INSTRUCTION:
Repeat the entries below exactly as they appear, with no pictures.

INPUT RECORDS:
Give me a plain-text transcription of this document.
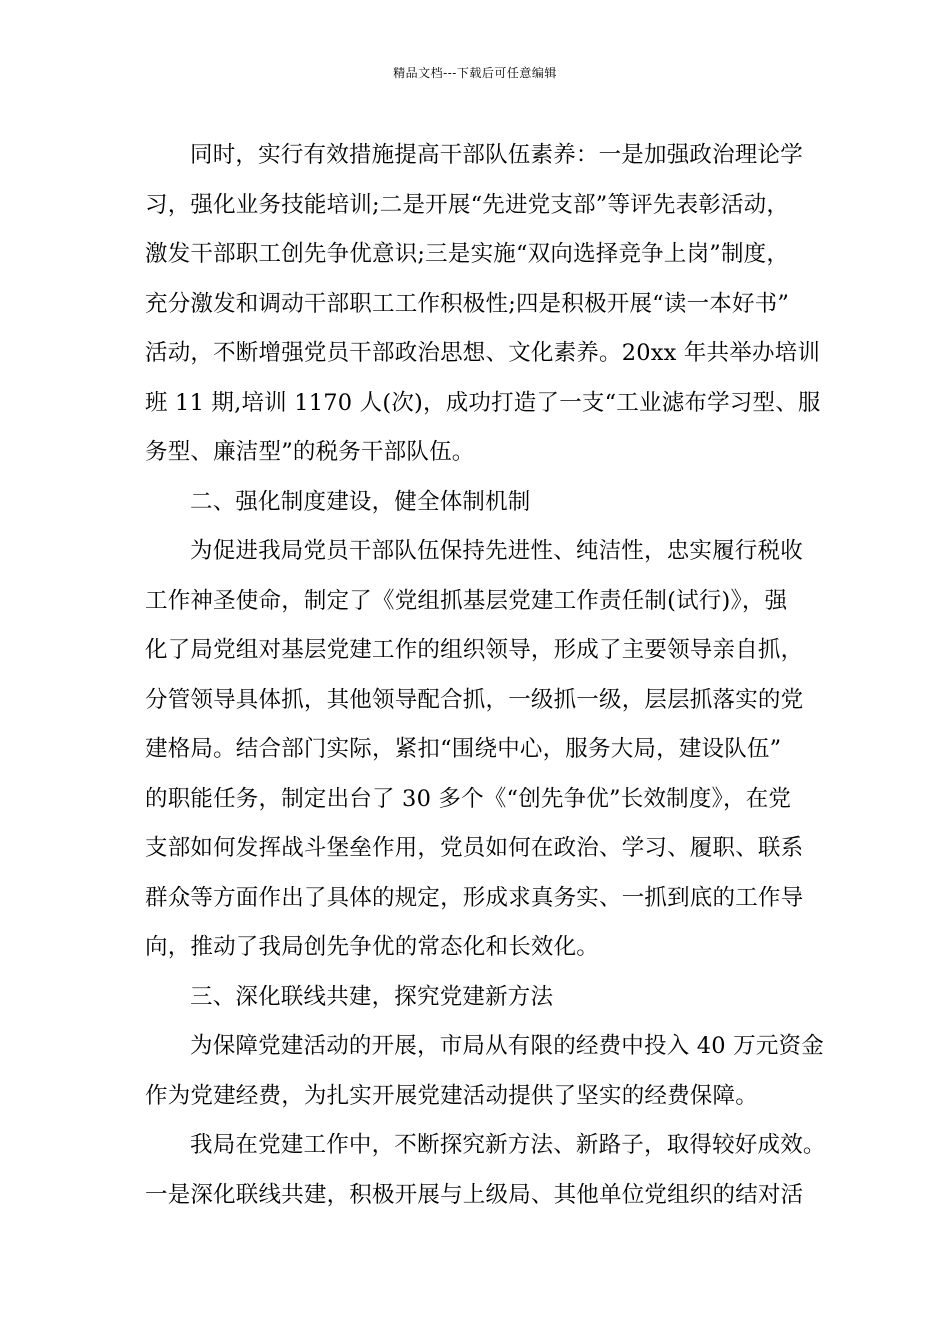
精品文档---下载后可任意编辑
同时，实行有效措施提高干部队伍素养：一是加强政治理论学
习，强化业务技能培训;二是开展“先进党支部”等评先表彰活动，
激发干部职工创先争优意识;三是实施“双向选择竞争上岗”制度，
充分激发和调动干部职工工作积极性;四是积极开展“读一本好书”
活动，不断增强党员干部政治思想、文化素养。20xx 年共举办培训
班 11 期,培训 1170 人(次)，成功打造了一支“工业滤布学习型、服
务型、廉洁型”的税务干部队伍。
二、强化制度建设，健全体制机制
为促进我局党员干部队伍保持先进性、纯洁性，忠实履行税收
工作神圣使命，制定了《党组抓基层党建工作责任制(试行)》，强
化了局党组对基层党建工作的组织领导，形成了主要领导亲自抓，
分管领导具体抓，其他领导配合抓，一级抓一级，层层抓落实的党
建格局。结合部门实际，紧扣“围绕中心，服务大局，建设队伍”
的职能任务，制定出台了 30 多个《“创先争优”长效制度》，在党
支部如何发挥战斗堡垒作用，党员如何在政治、学习、履职、联系
群众等方面作出了具体的规定，形成求真务实、一抓到底的工作导
向，推动了我局创先争优的常态化和长效化。
三、深化联线共建，探究党建新方法
为保障党建活动的开展，市局从有限的经费中投入 40 万元资金
作为党建经费，为扎实开展党建活动提供了坚实的经费保障。
我局在党建工作中，不断探究新方法、新路子，取得较好成效。
一是深化联线共建，积极开展与上级局、其他单位党组织的结对活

ANSWER BELOW:
Give me a plain-text transcription of this document.
精品文档---下载后可任意编辑
同时，实行有效措施提高干部队伍素养：一是加强政治理论学
习，强化业务技能培训;二是开展“先进党支部”等评先表彰活动，
激发干部职工创先争优意识;三是实施“双向选择竞争上岗”制度，
充分激发和调动干部职工工作积极性;四是积极开展“读一本好书”
活动，不断增强党员干部政治思想、文化素养。20xx 年共举办培训
班 11 期,培训 1170 人(次)，成功打造了一支“工业滤布学习型、服
务型、廉洁型”的税务干部队伍。
二、强化制度建设，健全体制机制
为促进我局党员干部队伍保持先进性、纯洁性，忠实履行税收
工作神圣使命，制定了《党组抓基层党建工作责任制(试行)》，强
化了局党组对基层党建工作的组织领导，形成了主要领导亲自抓，
分管领导具体抓，其他领导配合抓，一级抓一级，层层抓落实的党
建格局。结合部门实际，紧扣“围绕中心，服务大局，建设队伍”
的职能任务，制定出台了 30 多个《“创先争优”长效制度》，在党
支部如何发挥战斗堡垒作用，党员如何在政治、学习、履职、联系
群众等方面作出了具体的规定，形成求真务实、一抓到底的工作导
向，推动了我局创先争优的常态化和长效化。
三、深化联线共建，探究党建新方法
为保障党建活动的开展，市局从有限的经费中投入 40 万元资金
作为党建经费，为扎实开展党建活动提供了坚实的经费保障。
我局在党建工作中，不断探究新方法、新路子，取得较好成效。
一是深化联线共建，积极开展与上级局、其他单位党组织的结对活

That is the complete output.